━━━ Source document
The producer process is triggered by a prod datum; it produces a job request, waits for the corresponding done message, and then nondeterministically decides whether to continue with another job production phase or complete by emitting the message end. The consumer process is triggered by a cons datum; it consumes a job request, produces the corresponding done messages, and repeats until an end message is received instead of a job request.

A system includes also a shared data space where data are stored and consumed.

Definition 2

(Systems). A system is a pair \(\langle P, \mathcal {S} \rangle \) where P is a process and \(\mathcal {S}\) is a multiset over \( Name \).

In the following, \(\uplus \) stands for multiset union and with \(\mathcal {S}(a)\) we denote the number of instances of a in the multiset \(\mathcal {S}\).

Example 2

Let P be the process defined in Example 1. The system

$$ \big \langle P, \{prod,cons\} \big \rangle $$

represents the initial state of the produced-consumer system where the data space contains the two prod and cons data necessary to initially trigger the producer and consumer processes, respectively.

In order to define the operational semantics of systems we first define a labeled transition system on processes which indicates the possible input and output actions, and then we define a transition relation on systems which defines the effect of the execution of process actions on the shared data space.

Definition 3

(Process semantics). The semantics of processes is defined by a labeled transition system on processes with two kinds of labels: in(a) and out(a). The transition system is the least one satisfying the axioms and rules reported in Table 1.

Table 1. The transition system for processes (symmetric rule of PAR omitted).

The PRE rule simply allows a sum process to execute one of its initial action and then continue with the corresponding continuation. REPL allows \(!\alpha .P\) to execute \(\alpha \), spawn an instance of the continuation P, and keep \(!\alpha .P\) in parallel. Finally, PAR allows a parallel process to execute an action.

Table 2. The reduction relation for systems (brackets in singletons are omitted).

We can now complete the definition of the operational semantics taking into account systems.

Definition 4

(System semantics). The semantics of systems is defined by the minimal transition system satisfying the rules in Table 2.

The transitions for systems simply allows processes to consume and introduce data from/to the shared data space.
━━━━━━
━━━ Entries
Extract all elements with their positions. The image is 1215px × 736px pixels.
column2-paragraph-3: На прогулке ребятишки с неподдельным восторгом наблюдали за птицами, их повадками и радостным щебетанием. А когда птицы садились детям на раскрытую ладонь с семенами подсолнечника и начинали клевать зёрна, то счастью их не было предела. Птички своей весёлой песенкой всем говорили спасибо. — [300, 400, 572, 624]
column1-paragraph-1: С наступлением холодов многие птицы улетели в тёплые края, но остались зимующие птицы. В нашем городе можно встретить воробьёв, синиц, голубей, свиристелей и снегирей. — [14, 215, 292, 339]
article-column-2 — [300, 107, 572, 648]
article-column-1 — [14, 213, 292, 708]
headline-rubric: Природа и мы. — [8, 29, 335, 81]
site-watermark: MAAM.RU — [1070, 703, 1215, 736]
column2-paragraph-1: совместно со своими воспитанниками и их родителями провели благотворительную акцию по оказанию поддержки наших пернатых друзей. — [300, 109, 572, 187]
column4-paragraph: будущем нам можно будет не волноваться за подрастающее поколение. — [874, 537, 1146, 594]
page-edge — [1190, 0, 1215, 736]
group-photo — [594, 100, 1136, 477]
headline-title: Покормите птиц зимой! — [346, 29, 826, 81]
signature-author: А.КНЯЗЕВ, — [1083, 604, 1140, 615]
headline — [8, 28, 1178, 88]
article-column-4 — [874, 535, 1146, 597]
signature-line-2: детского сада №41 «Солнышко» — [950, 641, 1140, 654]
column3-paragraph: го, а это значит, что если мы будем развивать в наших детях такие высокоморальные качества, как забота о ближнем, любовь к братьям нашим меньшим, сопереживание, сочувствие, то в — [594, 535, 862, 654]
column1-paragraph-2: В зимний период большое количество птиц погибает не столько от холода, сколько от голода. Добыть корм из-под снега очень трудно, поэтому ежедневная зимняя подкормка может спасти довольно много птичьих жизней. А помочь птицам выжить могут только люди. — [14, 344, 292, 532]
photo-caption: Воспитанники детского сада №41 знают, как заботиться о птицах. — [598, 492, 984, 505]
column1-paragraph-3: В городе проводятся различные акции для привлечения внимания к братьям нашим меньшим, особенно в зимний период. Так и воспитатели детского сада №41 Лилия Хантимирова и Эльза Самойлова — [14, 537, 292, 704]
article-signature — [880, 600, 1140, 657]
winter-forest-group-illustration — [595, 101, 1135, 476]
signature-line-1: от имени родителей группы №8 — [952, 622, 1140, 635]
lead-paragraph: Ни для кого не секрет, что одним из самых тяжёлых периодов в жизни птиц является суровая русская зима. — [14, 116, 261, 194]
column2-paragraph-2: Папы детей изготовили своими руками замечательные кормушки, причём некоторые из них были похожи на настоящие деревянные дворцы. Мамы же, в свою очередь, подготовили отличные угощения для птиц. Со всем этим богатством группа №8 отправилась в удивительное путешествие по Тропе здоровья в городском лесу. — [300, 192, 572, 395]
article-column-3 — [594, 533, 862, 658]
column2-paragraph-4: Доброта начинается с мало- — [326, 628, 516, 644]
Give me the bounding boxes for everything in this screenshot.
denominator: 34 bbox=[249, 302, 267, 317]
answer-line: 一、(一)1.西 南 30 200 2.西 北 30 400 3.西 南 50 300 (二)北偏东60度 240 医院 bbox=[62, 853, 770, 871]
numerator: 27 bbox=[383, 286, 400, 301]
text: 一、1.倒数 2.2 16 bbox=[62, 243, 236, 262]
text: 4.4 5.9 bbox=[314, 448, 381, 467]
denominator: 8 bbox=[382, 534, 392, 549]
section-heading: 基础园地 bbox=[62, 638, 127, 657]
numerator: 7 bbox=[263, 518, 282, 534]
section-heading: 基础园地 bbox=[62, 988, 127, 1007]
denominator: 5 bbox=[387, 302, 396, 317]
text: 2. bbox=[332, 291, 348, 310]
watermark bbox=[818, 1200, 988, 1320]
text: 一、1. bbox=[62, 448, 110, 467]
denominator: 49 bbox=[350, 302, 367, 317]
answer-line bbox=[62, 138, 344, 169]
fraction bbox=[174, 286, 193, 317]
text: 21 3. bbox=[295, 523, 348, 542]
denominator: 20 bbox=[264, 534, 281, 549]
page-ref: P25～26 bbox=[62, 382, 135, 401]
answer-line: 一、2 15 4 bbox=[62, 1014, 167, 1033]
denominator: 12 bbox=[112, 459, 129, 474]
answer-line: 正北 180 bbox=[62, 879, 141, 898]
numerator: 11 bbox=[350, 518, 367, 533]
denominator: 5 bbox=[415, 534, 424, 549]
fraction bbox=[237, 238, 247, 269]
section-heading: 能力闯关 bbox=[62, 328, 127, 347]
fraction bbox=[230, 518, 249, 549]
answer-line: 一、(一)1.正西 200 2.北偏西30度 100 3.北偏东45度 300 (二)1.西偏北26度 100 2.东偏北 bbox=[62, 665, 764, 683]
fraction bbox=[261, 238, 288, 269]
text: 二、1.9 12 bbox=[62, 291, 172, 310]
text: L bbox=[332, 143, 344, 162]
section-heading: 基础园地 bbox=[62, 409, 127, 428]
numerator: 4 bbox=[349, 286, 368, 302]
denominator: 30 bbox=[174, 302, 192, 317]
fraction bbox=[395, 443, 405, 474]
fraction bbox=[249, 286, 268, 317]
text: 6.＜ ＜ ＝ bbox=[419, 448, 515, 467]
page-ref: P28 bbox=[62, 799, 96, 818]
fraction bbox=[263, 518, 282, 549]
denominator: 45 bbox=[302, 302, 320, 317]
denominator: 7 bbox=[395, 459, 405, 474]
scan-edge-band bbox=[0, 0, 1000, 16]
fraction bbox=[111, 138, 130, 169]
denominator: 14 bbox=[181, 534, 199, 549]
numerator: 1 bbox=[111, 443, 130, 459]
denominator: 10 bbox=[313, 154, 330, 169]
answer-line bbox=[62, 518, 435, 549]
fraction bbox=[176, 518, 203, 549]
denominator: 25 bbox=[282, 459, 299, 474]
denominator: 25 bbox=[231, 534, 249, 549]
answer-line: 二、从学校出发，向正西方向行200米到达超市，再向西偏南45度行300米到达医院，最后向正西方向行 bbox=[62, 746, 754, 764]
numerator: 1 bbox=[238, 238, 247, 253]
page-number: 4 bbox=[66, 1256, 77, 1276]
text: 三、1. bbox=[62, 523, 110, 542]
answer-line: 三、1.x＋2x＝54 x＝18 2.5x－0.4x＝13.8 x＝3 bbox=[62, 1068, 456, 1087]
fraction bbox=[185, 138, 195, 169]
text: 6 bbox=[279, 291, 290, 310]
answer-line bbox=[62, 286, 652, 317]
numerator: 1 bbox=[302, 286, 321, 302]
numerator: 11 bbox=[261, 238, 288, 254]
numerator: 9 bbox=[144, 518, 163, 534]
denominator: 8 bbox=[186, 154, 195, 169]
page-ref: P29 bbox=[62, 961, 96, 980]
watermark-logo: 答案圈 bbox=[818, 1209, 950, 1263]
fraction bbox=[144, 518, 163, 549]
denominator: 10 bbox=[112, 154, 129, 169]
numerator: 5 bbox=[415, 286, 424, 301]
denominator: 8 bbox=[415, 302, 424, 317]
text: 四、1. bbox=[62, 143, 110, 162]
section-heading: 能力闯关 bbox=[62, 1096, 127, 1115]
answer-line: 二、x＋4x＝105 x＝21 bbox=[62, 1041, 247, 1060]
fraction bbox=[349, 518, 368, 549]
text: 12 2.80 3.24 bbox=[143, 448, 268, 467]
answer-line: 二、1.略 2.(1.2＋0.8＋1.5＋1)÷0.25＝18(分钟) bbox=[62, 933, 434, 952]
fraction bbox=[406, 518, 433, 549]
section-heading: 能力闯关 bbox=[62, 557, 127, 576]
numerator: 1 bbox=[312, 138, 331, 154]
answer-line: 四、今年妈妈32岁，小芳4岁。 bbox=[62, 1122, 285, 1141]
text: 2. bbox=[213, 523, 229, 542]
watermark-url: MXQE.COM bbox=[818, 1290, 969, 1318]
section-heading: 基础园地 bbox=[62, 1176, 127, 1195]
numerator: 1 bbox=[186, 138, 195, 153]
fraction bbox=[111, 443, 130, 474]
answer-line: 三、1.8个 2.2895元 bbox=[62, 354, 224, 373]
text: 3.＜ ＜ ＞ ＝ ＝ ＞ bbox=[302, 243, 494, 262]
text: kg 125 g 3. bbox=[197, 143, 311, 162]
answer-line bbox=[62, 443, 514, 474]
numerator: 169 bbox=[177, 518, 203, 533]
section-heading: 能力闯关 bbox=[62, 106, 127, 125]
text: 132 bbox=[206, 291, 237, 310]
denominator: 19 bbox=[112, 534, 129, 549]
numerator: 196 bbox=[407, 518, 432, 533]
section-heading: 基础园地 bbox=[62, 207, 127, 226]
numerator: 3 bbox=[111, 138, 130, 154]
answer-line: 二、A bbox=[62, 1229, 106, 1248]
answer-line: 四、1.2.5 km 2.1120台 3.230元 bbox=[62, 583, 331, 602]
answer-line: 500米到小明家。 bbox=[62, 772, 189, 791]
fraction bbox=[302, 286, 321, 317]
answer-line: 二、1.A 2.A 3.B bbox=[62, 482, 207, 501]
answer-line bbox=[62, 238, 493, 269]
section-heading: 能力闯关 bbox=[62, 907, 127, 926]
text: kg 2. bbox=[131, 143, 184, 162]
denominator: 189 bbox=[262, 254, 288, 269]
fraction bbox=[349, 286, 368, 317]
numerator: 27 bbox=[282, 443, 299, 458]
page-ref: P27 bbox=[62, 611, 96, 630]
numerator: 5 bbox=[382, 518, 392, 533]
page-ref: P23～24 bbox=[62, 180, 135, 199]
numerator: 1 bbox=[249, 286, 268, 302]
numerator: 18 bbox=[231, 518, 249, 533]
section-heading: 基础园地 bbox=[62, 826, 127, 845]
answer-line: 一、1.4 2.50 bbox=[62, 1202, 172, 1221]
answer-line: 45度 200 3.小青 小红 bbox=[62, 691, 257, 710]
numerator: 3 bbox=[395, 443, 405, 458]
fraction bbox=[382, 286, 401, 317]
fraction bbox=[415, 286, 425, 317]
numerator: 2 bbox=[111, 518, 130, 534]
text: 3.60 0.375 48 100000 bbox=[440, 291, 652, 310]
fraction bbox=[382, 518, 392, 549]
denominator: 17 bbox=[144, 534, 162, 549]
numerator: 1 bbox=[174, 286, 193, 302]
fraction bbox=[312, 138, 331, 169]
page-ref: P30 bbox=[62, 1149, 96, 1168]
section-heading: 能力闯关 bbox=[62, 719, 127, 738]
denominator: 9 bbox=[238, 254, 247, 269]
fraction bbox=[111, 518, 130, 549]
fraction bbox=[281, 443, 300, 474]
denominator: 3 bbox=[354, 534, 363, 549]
━━━━━━
# What you are asked to do
Could you restate the semantics passage starting with "Table 1. The" and going on through "singletons are omitted).", switching "continuation" to "successor" wherever it appears? You won't need the entries for this.

# Response below
Table 1. The transition system for processes (symmetric rule of PAR omitted).

The PRE rule simply allows a sum process to execute one of its initial action and then continue with the corresponding successor. REPL allows \(!\alpha .P\) to execute \(\alpha \), spawn an instance of the successor P, and keep \(!\alpha .P\) in parallel. Finally, PAR allows a parallel process to execute an action.

Table 2. The reduction relation for systems (brackets in singletons are omitted).